### What you should do
Leave out the pictures and repeat every record exactly.

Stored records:
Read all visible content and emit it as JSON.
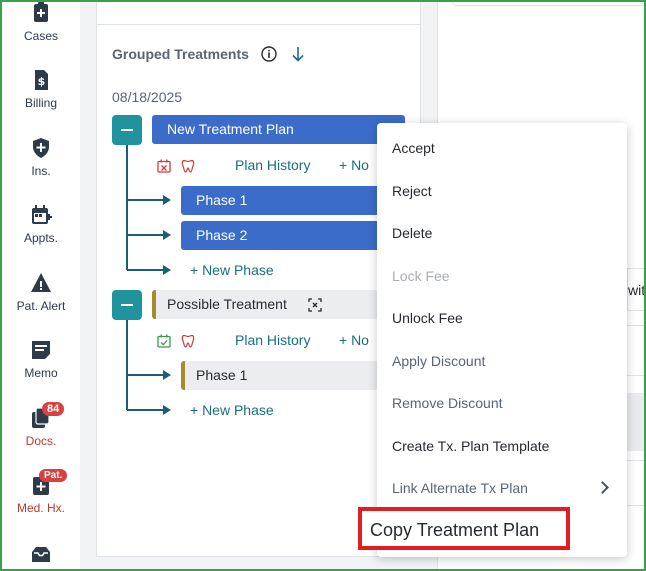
{
  "sidebar": {
    "items": [
      {
        "label": "Cases",
        "icon": "clipboard-plus-icon"
      },
      {
        "label": "Billing",
        "icon": "dollar-document-icon"
      },
      {
        "label": "Ins.",
        "icon": "shield-plus-icon"
      },
      {
        "label": "Appts.",
        "icon": "calendar-plus-icon"
      },
      {
        "label": "Pat. Alert",
        "icon": "alert-triangle-icon"
      },
      {
        "label": "Memo",
        "icon": "memo-icon"
      },
      {
        "label": "Docs.",
        "icon": "documents-icon",
        "badge": "84"
      },
      {
        "label": "Med. Hx.",
        "icon": "medical-history-icon",
        "badge": "Pat."
      },
      {
        "label": "",
        "icon": "inbox-icon"
      }
    ]
  },
  "panel": {
    "heading": "Grouped Treatments",
    "date": "08/18/2025"
  },
  "plans": [
    {
      "name": "New Treatment Plan",
      "plan_history": "Plan History",
      "note_link": "+ No",
      "phases": [
        "Phase 1",
        "Phase 2"
      ],
      "new_phase": "+ New Phase"
    },
    {
      "name": "Possible Treatment",
      "plan_history": "Plan History",
      "note_link": "+ No",
      "phases": [
        "Phase 1"
      ],
      "new_phase": "+ New Phase"
    }
  ],
  "context_menu": {
    "items": [
      {
        "label": "Accept",
        "state": "enabled"
      },
      {
        "label": "Reject",
        "state": "enabled"
      },
      {
        "label": "Delete",
        "state": "enabled"
      },
      {
        "label": "Lock Fee",
        "state": "disabled"
      },
      {
        "label": "Unlock Fee",
        "state": "enabled"
      },
      {
        "label": "Apply Discount",
        "state": "muted"
      },
      {
        "label": "Remove Discount",
        "state": "muted"
      },
      {
        "label": "Create Tx. Plan Template",
        "state": "enabled"
      },
      {
        "label": "Link Alternate Tx Plan",
        "state": "muted",
        "submenu": true
      },
      {
        "label": "Copy Treatment Plan",
        "state": "highlighted"
      }
    ]
  },
  "right_panel": {
    "partial_text": "wit"
  },
  "colors": {
    "accent_teal": "#21939e",
    "plan_blue": "#3b6cc9",
    "highlight_red": "#e01e23",
    "badge_red": "#d94040",
    "link_teal": "#1b6e7d"
  }
}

### Solution to this exercise
Read all visible content and emit it as JSON.
{
  "sidebar": {
    "items": [
      {
        "label": "Cases",
        "icon": "clipboard-plus-icon"
      },
      {
        "label": "Billing",
        "icon": "dollar-document-icon"
      },
      {
        "label": "Ins.",
        "icon": "shield-plus-icon"
      },
      {
        "label": "Appts.",
        "icon": "calendar-plus-icon"
      },
      {
        "label": "Pat. Alert",
        "icon": "alert-triangle-icon"
      },
      {
        "label": "Memo",
        "icon": "memo-icon"
      },
      {
        "label": "Docs.",
        "icon": "documents-icon",
        "badge": "84"
      },
      {
        "label": "Med. Hx.",
        "icon": "medical-history-icon",
        "badge": "Pat."
      },
      {
        "label": "",
        "icon": "inbox-icon"
      }
    ]
  },
  "panel": {
    "heading": "Grouped Treatments",
    "date": "08/18/2025"
  },
  "plans": [
    {
      "name": "New Treatment Plan",
      "plan_history": "Plan History",
      "note_link": "+ No",
      "phases": [
        "Phase 1",
        "Phase 2"
      ],
      "new_phase": "+ New Phase"
    },
    {
      "name": "Possible Treatment",
      "plan_history": "Plan History",
      "note_link": "+ No",
      "phases": [
        "Phase 1"
      ],
      "new_phase": "+ New Phase"
    }
  ],
  "context_menu": {
    "items": [
      {
        "label": "Accept",
        "state": "enabled"
      },
      {
        "label": "Reject",
        "state": "enabled"
      },
      {
        "label": "Delete",
        "state": "enabled"
      },
      {
        "label": "Lock Fee",
        "state": "disabled"
      },
      {
        "label": "Unlock Fee",
        "state": "enabled"
      },
      {
        "label": "Apply Discount",
        "state": "muted"
      },
      {
        "label": "Remove Discount",
        "state": "muted"
      },
      {
        "label": "Create Tx. Plan Template",
        "state": "enabled"
      },
      {
        "label": "Link Alternate Tx Plan",
        "state": "muted",
        "submenu": true
      },
      {
        "label": "Copy Treatment Plan",
        "state": "highlighted"
      }
    ]
  },
  "right_panel": {
    "partial_text": "wit"
  },
  "colors": {
    "accent_teal": "#21939e",
    "plan_blue": "#3b6cc9",
    "highlight_red": "#e01e23",
    "badge_red": "#d94040",
    "link_teal": "#1b6e7d"
  }
}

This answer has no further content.